** start EXERCISE INPUT **

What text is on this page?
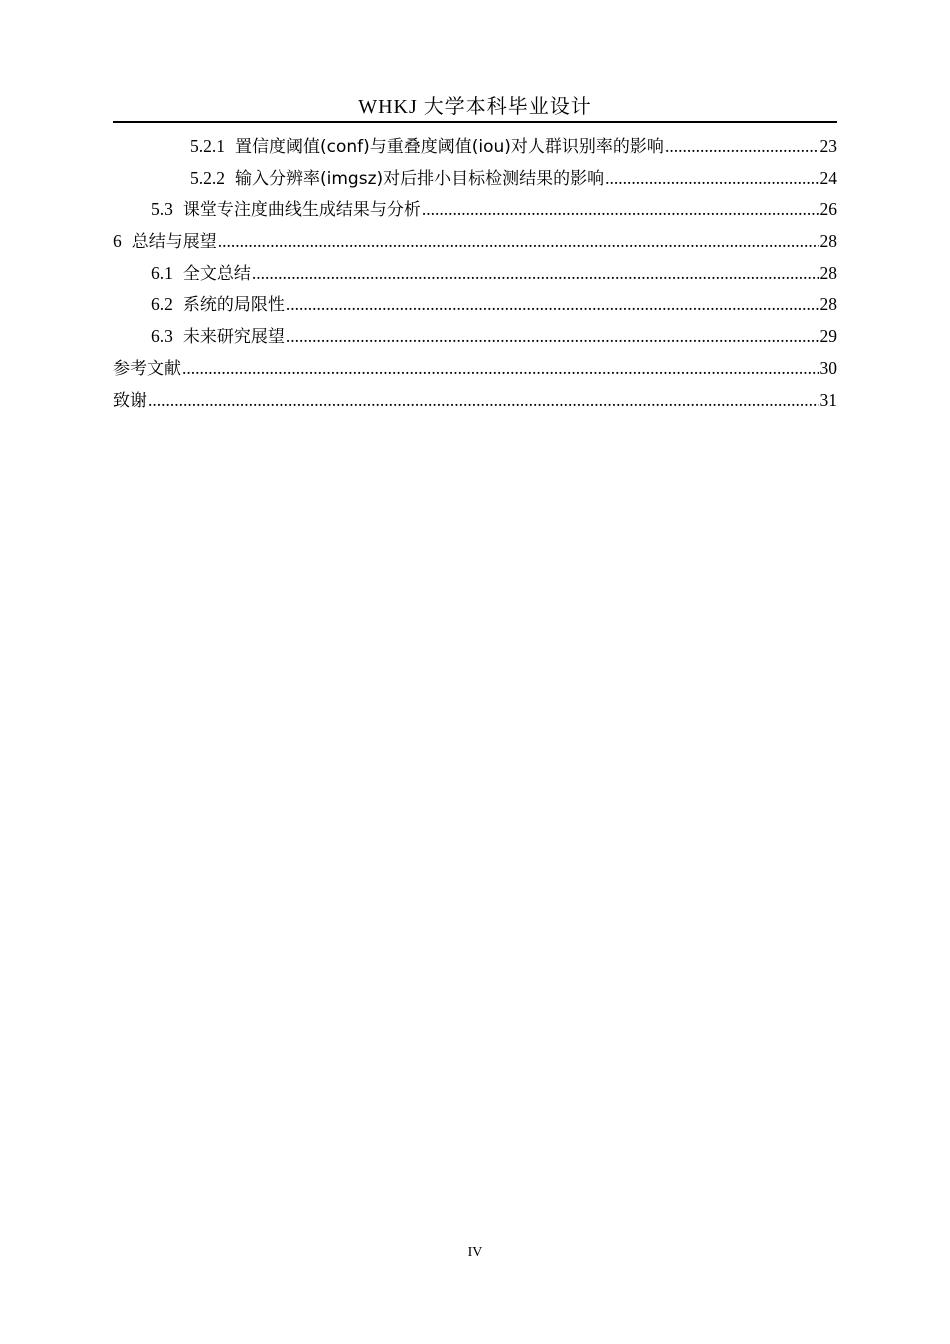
WHKJ 大学本科毕业设计
5.2.1 置信度阈值(conf)与重叠度阈值(iou)对人群识别率的影响 .....	23
5.2.2 输入分辨率(imgsz)对后排小目标检测结果的影响 .....	24
5.3 课堂专注度曲线生成结果与分析 .....	26
6 总结与展望 .....	28
6.1 全文总结 .....	28
6.2 系统的局限性 .....	28
6.3 未来研究展望 .....	29
参考文献 .....	30
致谢 .....	31
IV
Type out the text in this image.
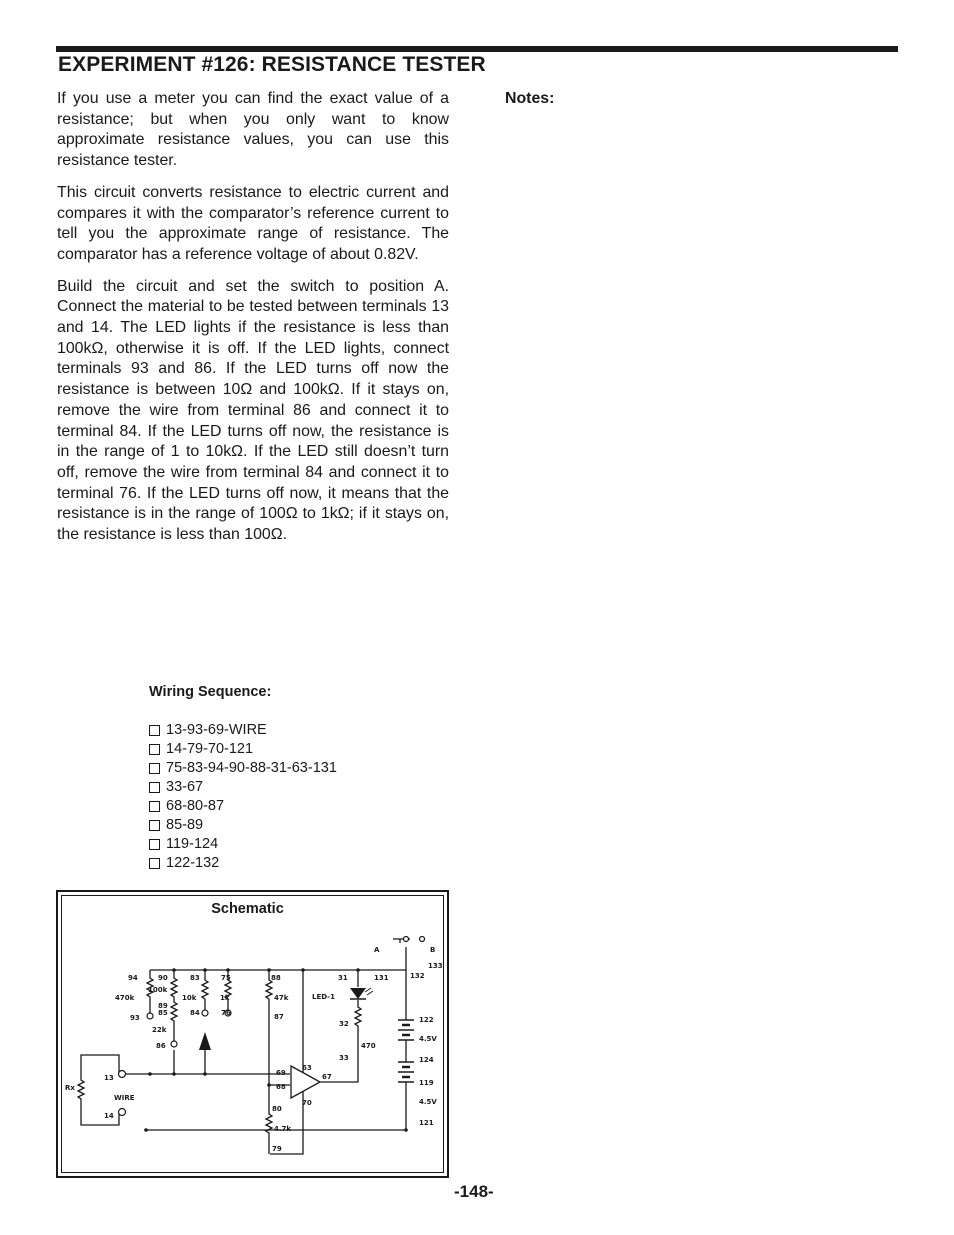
EXPERIMENT #126: RESISTANCE TESTER

If you use a meter you can find the exact value of a resistance; but when you only want to know approximate resistance values, you can use this resistance tester.

This circuit converts resistance to electric current and compares it with the comparator’s reference current to tell you the approximate range of resistance. The comparator has a reference voltage of about 0.82V.

Build the circuit and set the switch to position A. Connect the material to be tested between terminals 13 and 14. The LED lights if the resistance is less than 100kΩ, otherwise it is off. If the LED lights, connect terminals 93 and 86. If the LED turns off now the resistance is between 10Ω and 100kΩ. If it stays on, remove the wire from terminal 86 and connect it to terminal 84. If the LED turns off now, the resistance is in the range of 1 to 10kΩ. If the LED still doesn’t turn off, remove the wire from terminal 84 and connect it to terminal 76. If the LED turns off now, it means that the resistance is in the range of 100Ω to 1kΩ; if it stays on, the resistance is less than 100Ω.

Notes:
Wiring Sequence:
13-93-69-WIRE
14-79-70-121
75-83-94-90-88-31-63-131
33-67
68-80-87
85-89
119-124
122-132
Schematic
94	90	83	75	88	31	131	132
133
A	B
470k
100k
10k	1k	47k
89
85	84	76	87
93
22k
86
LED-1
32
33
470
122
4.5V
124
119
4.5V
121
Rx
13
14
WIRE
69
68
63
67
70
80
4.7k
79
-148-
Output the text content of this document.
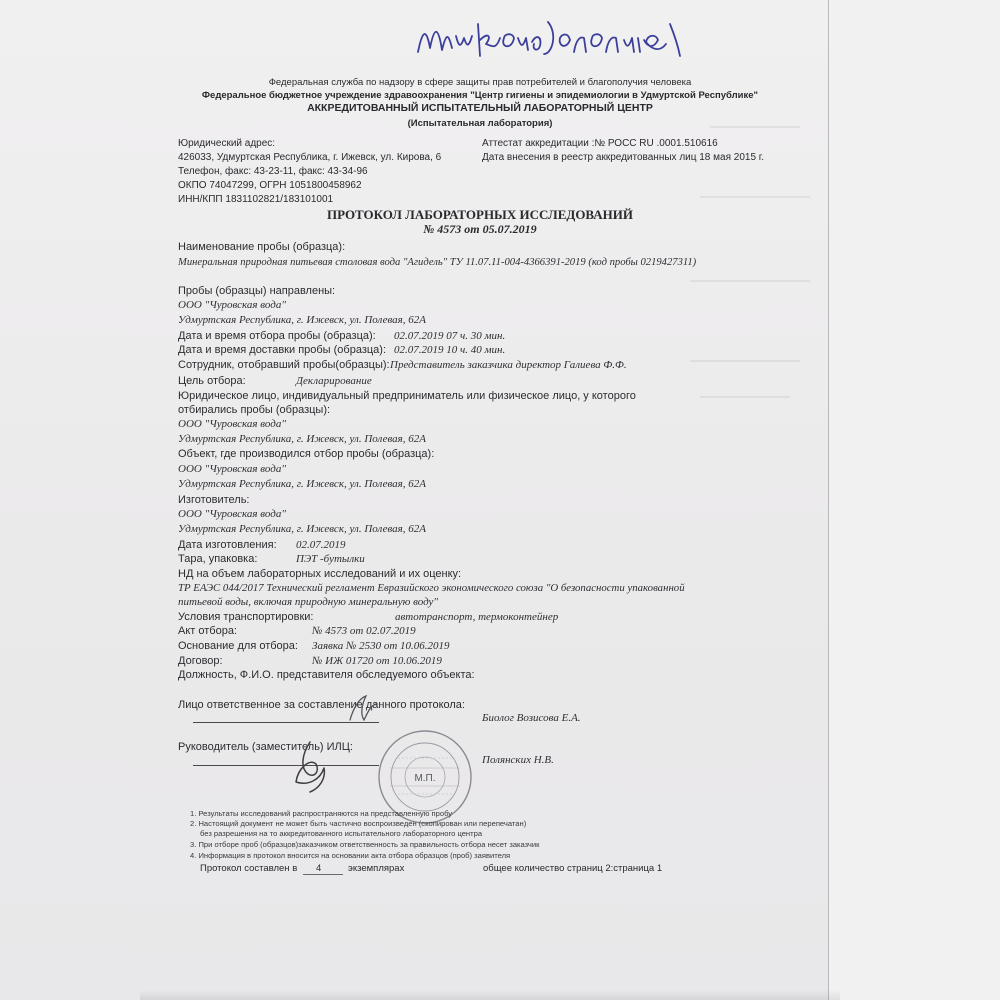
Федеральная служба по надзору в сфере защиты прав потребителей и благополучия человека
Федеральное бюджетное учреждение здравоохранения "Центр гигиены и эпидемиологии в Удмуртской Республике"
АККРЕДИТОВАННЫЙ ИСПЫТАТЕЛЬНЫЙ ЛАБОРАТОРНЫЙ ЦЕНТР
(Испытательная лаборатория)
Юридический адрес:
426033, Удмуртская Республика, г. Ижевск, ул. Кирова, 6
Телефон, факс: 43-23-11, факс: 43-34-96
ОКПО 74047299, ОГРН 1051800458962
ИНН/КПП 1831102821/183101001
Аттестат аккредитации :№ РОСС RU .0001.510616
Дата внесения в реестр аккредитованных лиц 18 мая 2015 г.
ПРОТОКОЛ ЛАБОРАТОРНЫХ ИССЛЕДОВАНИЙ
№ 4573 от 05.07.2019
Наименование пробы (образца):
Минеральная природная питьевая столовая вода "Агидель" ТУ 11.07.11-004-4366391-2019 (код пробы 0219427311)
Пробы (образцы) направлены:
ООО "Чуровская вода"
Удмуртская Республика, г. Ижевск, ул. Полевая, 62А
Дата и время отбора пробы (образца): 02.07.2019 07 ч. 30 мин.
Дата и время доставки пробы (образца): 02.07.2019 10 ч. 40 мин.
Сотрудник, отобравший пробы(образцы): Представитель заказчика директор Галиева Ф.Ф.
Цель отбора:	Декларирование
Юридическое лицо, индивидуальный предприниматель или физическое лицо, у которого
отбирались пробы (образцы):
ООО "Чуровская вода"
Удмуртская Республика, г. Ижевск, ул. Полевая, 62А
Объект, где производился отбор пробы (образца):
ООО "Чуровская вода"
Удмуртская Республика, г. Ижевск, ул. Полевая, 62А
Изготовитель:
ООО "Чуровская вода"
Удмуртская Республика, г. Ижевск, ул. Полевая, 62А
Дата изготовления: 02.07.2019
Тара, упаковка:	ПЭТ -бутылки
НД на объем лабораторных исследований и их оценку:
ТР ЕАЭС 044/2017 Технический регламент Евразийского экономического союза "О безопасности упакованной
питьевой воды, включая природную минеральную воду"
Условия транспортировки:	автотранспорт, термоконтейнер
Акт отбора:	№ 4573 от 02.07.2019
Основание для отбора: Заявка № 2530 от 10.06.2019
Договор:	№ ИЖ 01720 от 10.06.2019
Должность, Ф.И.О. представителя обследуемого объекта:
Лицо ответственное за составление данного протокола:
Биолог Возисова Е.А.
Руководитель (заместитель) ИЛЦ:
Полянских Н.В.
М.П.
1. Результаты исследований распространяются на представленную пробу
2. Настоящий документ не может быть частично воспроизведен (скопирован или перепечатан)
без разрешения на то аккредитованного испытательного лабораторного центра
3. При отборе проб (образцов)заказчиком ответственность за правильность отбора несет заказчик
4. Информация в протокол вносится на основании акта отбора образцов (проб) заявителя
Протокол составлен в 4	экземплярах	общее количество страниц 2:страница 1
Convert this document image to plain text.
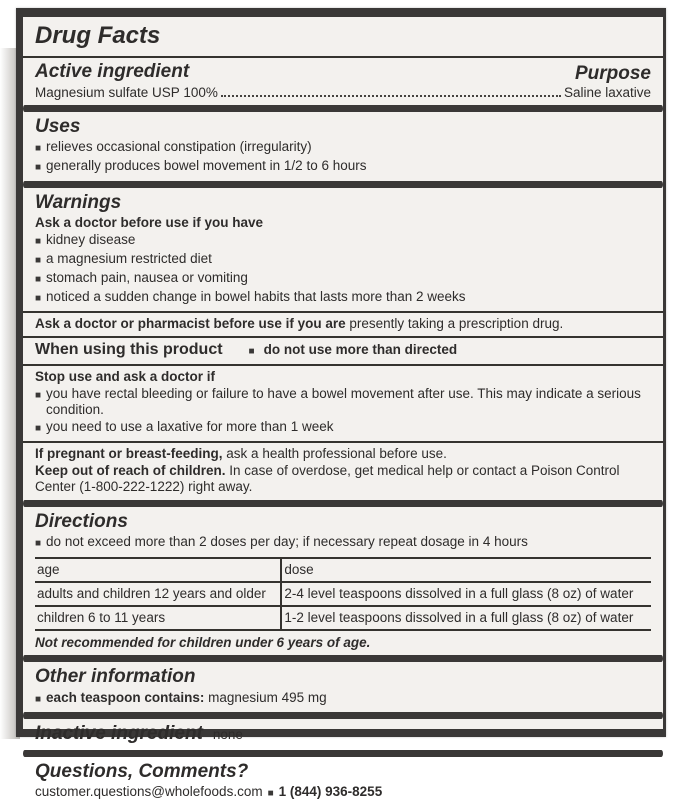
Drug Facts
Active ingredient	Purpose
Magnesium sulfate USP 100%	Saline laxative
Uses
■ relieves occasional constipation (irregularity)
■ generally produces bowel movement in 1/2 to 6 hours
Warnings

Ask a doctor before use if you have

■ kidney disease
■ a magnesium restricted diet
■ stomach pain, nausea or vomiting
■ noticed a sudden change in bowel habits that lasts more than 2 weeks

Ask a doctor or pharmacist before use if you are presently taking a prescription drug.

When using this product	■ do not use more than directed

Stop use and ask a doctor if

■ you have rectal bleeding or failure to have a bowel movement after use. This may indicate a serious condition.
■ you need to use a laxative for more than 1 week

If pregnant or breast-feeding, ask a health professional before use.

Keep out of reach of children. In case of overdose, get medical help or contact a Poison Control Center (1-800-222-1222) right away.

Directions
■ do not exceed more than 2 doses per day; if necessary repeat dosage in 4 hours
age	dose
adults and children 12 years and older	2-4 level teaspoons dissolved in a full glass (8 oz) of water
children 6 to 11 years	1-2 level teaspoons dissolved in a full glass (8 oz) of water

Not recommended for children under 6 years of age.

Other information
■ each teaspoon contains: magnesium 495 mg

Inactive ingredient none
Questions, Comments?
customer.questions@wholefoods.com ■ 1 (844) 936-8255
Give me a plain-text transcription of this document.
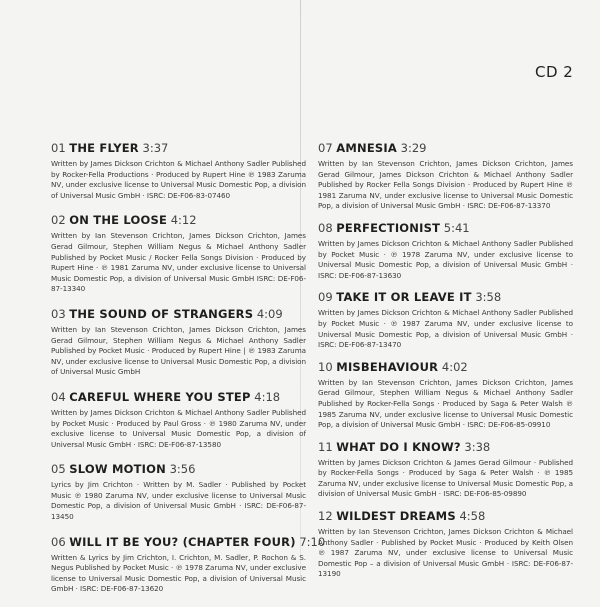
CD 2
01 THE FLYER 3:37
Written by James Dickson Crichton & Michael Anthony Sadler Published by Rocker-Fella Productions · Produced by Rupert Hine ℗ 1983 Zaruma NV, under exclusive license to Universal Music Domestic Pop, a division of Universal Music GmbH · ISRC: DE-F06-83-07460
02 ON THE LOOSE 4:12
Written by Ian Stevenson Crichton, James Dickson Crichton, James Gerad Gilmour, Stephen William Negus & Michael Anthony Sadler Published by Pocket Music / Rocker Fella Songs Division · Produced by Rupert Hine · ℗ 1981 Zaruma NV, under exclusive license to Universal Music Domestic Pop, a division of Universal Music GmbH ISRC: DE-F06-87-13340
03 THE SOUND OF STRANGERS 4:09
Written by Ian Stevenson Crichton, James Dickson Crichton, James Gerad Gilmour, Stephen William Negus & Michael Anthony Sadler Published by Pocket Music · Produced by Rupert Hine | ℗ 1983 Zaruma NV, under exclusive license to Universal Music Domestic Pop, a division of Universal Music GmbH
04 CAREFUL WHERE YOU STEP 4:18
Written by James Dickson Crichton & Michael Anthony Sadler Published by Pocket Music · Produced by Paul Gross · ℗ 1980 Zaruma NV, under exclusive license to Universal Music Domestic Pop, a division of Universal Music GmbH · ISRC: DE-F06-87-13580
05 SLOW MOTION 3:56
Lyrics by Jim Crichton · Written by M. Sadler · Published by Pocket Music ℗ 1980 Zaruma NV, under exclusive license to Universal Music Domestic Pop, a division of Universal Music GmbH · ISRC: DE-F06-87-13450
06 WILL IT BE YOU? (CHAPTER FOUR) 7:10
Written & Lyrics by Jim Crichton, I. Crichton, M. Sadler, P. Rochon & S. Negus Published by Pocket Music · ℗ 1978 Zaruma NV, under exclusive license to Universal Music Domestic Pop, a division of Universal Music GmbH · ISRC: DE-F06-87-13620
07 AMNESIA 3:29
Written by Ian Stevenson Crichton, James Dickson Crichton, James Gerad Gilmour, James Dickson Crichton & Michael Anthony Sadler Published by Rocker Fella Songs Division · Produced by Rupert Hine ℗ 1981 Zaruma NV, under exclusive license to Universal Music Domestic Pop, a division of Universal Music GmbH · ISRC: DE-F06-87-13370
08 PERFECTIONIST 5:41
Written by James Dickson Crichton & Michael Anthony Sadler Published by Pocket Music · ℗ 1978 Zaruma NV, under exclusive license to Universal Music Domestic Pop, a division of Universal Music GmbH · ISRC: DE-F06-87-13630
09 TAKE IT OR LEAVE IT 3:58
Written by James Dickson Crichton & Michael Anthony Sadler Published by Pocket Music · ℗ 1987 Zaruma NV, under exclusive license to Universal Music Domestic Pop, a division of Universal Music GmbH · ISRC: DE-F06-87-13470
10 MISBEHAVIOUR 4:02
Written by Ian Stevenson Crichton, James Dickson Crichton, James Gerad Gilmour, Stephen William Negus & Michael Anthony Sadler Published by Rocker-Fella Songs · Produced by Saga & Peter Walsh ℗ 1985 Zaruma NV, under exclusive license to Universal Music Domestic Pop, a division of Universal Music GmbH · ISRC: DE-F06-85-09910
11 WHAT DO I KNOW? 3:38
Written by James Dickson Crichton & James Gerad Gilmour · Published by Rocker-Fella Songs · Produced by Saga & Peter Walsh · ℗ 1985 Zaruma NV, under exclusive license to Universal Music Domestic Pop, a division of Universal Music GmbH · ISRC: DE-F06-85-09890
12 WILDEST DREAMS 4:58
Written by Ian Stevenson Crichton, James Dickson Crichton & Michael Anthony Sadler · Published by Pocket Music · Produced by Keith Olsen ℗ 1987 Zaruma NV, under exclusive license to Universal Music Domestic Pop – a division of Universal Music GmbH · ISRC: DE-F06-87-13190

** end EXERCISE INPUT **

EXERCISE GOAL
Using the entries above, state how many lines include the word "образцов", with no other words.

ANSWER BELOW
2